___ Given records ___
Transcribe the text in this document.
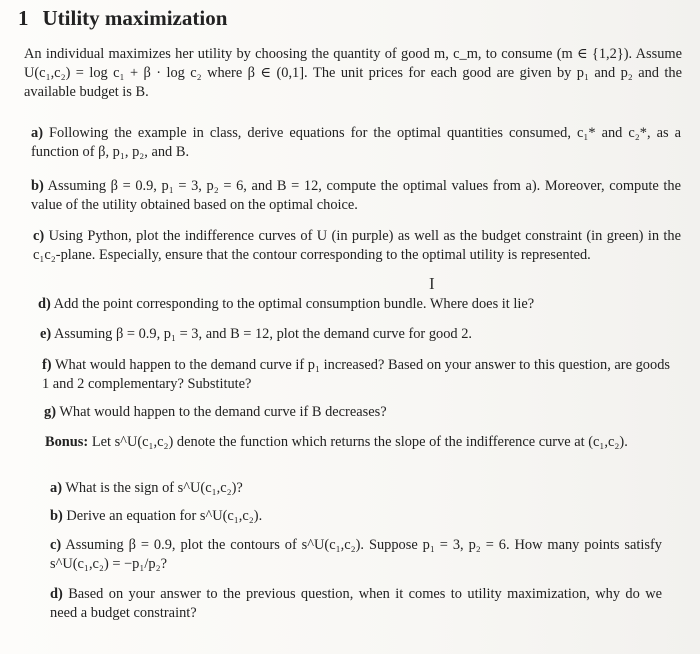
1 Utility maximization
An individual maximizes her utility by choosing the quantity of good m, c_m, to consume (m ∈ {1,2}). Assume U(c₁,c₂) = log c₁ + β · log c₂ where β ∈ (0,1]. The unit prices for each good are given by p₁ and p₂ and the available budget is B.
a) Following the example in class, derive equations for the optimal quantities consumed, c₁* and c₂*, as a function of β, p₁, p₂, and B.
b) Assuming β = 0.9, p₁ = 3, p₂ = 6, and B = 12, compute the optimal values from a). Moreover, compute the value of the utility obtained based on the optimal choice.
c) Using Python, plot the indifference curves of U (in purple) as well as the budget constraint (in green) in the c₁c₂-plane. Especially, ensure that the contour corresponding to the optimal utility is represented.
I
d) Add the point corresponding to the optimal consumption bundle. Where does it lie?
e) Assuming β = 0.9, p₁ = 3, and B = 12, plot the demand curve for good 2.
f) What would happen to the demand curve if p₁ increased? Based on your answer to this question, are goods 1 and 2 complementary? Substitute?
g) What would happen to the demand curve if B decreases?
Bonus: Let s^U(c₁,c₂) denote the function which returns the slope of the indifference curve at (c₁,c₂).
a) What is the sign of s^U(c₁,c₂)?
b) Derive an equation for s^U(c₁,c₂).
c) Assuming β = 0.9, plot the contours of s^U(c₁,c₂). Suppose p₁ = 3, p₂ = 6. How many points satisfy s^U(c₁,c₂) = −p₁/p₂?
d) Based on your answer to the previous question, when it comes to utility maximization, why do we need a budget constraint?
___
- [What you will do]: Omit the pictures and give the material again, exactly and in full.

- [Final answer]:
Transcribe the text in this document.
1 Utility maximization
An individual maximizes her utility by choosing the quantity of good m, c_m, to consume (m ∈ {1,2}). Assume U(c₁,c₂) = log c₁ + β · log c₂ where β ∈ (0,1]. The unit prices for each good are given by p₁ and p₂ and the available budget is B.
a) Following the example in class, derive equations for the optimal quantities consumed, c₁* and c₂*, as a function of β, p₁, p₂, and B.
b) Assuming β = 0.9, p₁ = 3, p₂ = 6, and B = 12, compute the optimal values from a). Moreover, compute the value of the utility obtained based on the optimal choice.
c) Using Python, plot the indifference curves of U (in purple) as well as the budget constraint (in green) in the c₁c₂-plane. Especially, ensure that the contour corresponding to the optimal utility is represented.
I
d) Add the point corresponding to the optimal consumption bundle. Where does it lie?
e) Assuming β = 0.9, p₁ = 3, and B = 12, plot the demand curve for good 2.
f) What would happen to the demand curve if p₁ increased? Based on your answer to this question, are goods 1 and 2 complementary? Substitute?
g) What would happen to the demand curve if B decreases?
Bonus: Let s^U(c₁,c₂) denote the function which returns the slope of the indifference curve at (c₁,c₂).
a) What is the sign of s^U(c₁,c₂)?
b) Derive an equation for s^U(c₁,c₂).
c) Assuming β = 0.9, plot the contours of s^U(c₁,c₂). Suppose p₁ = 3, p₂ = 6. How many points satisfy s^U(c₁,c₂) = −p₁/p₂?
d) Based on your answer to the previous question, when it comes to utility maximization, why do we need a budget constraint?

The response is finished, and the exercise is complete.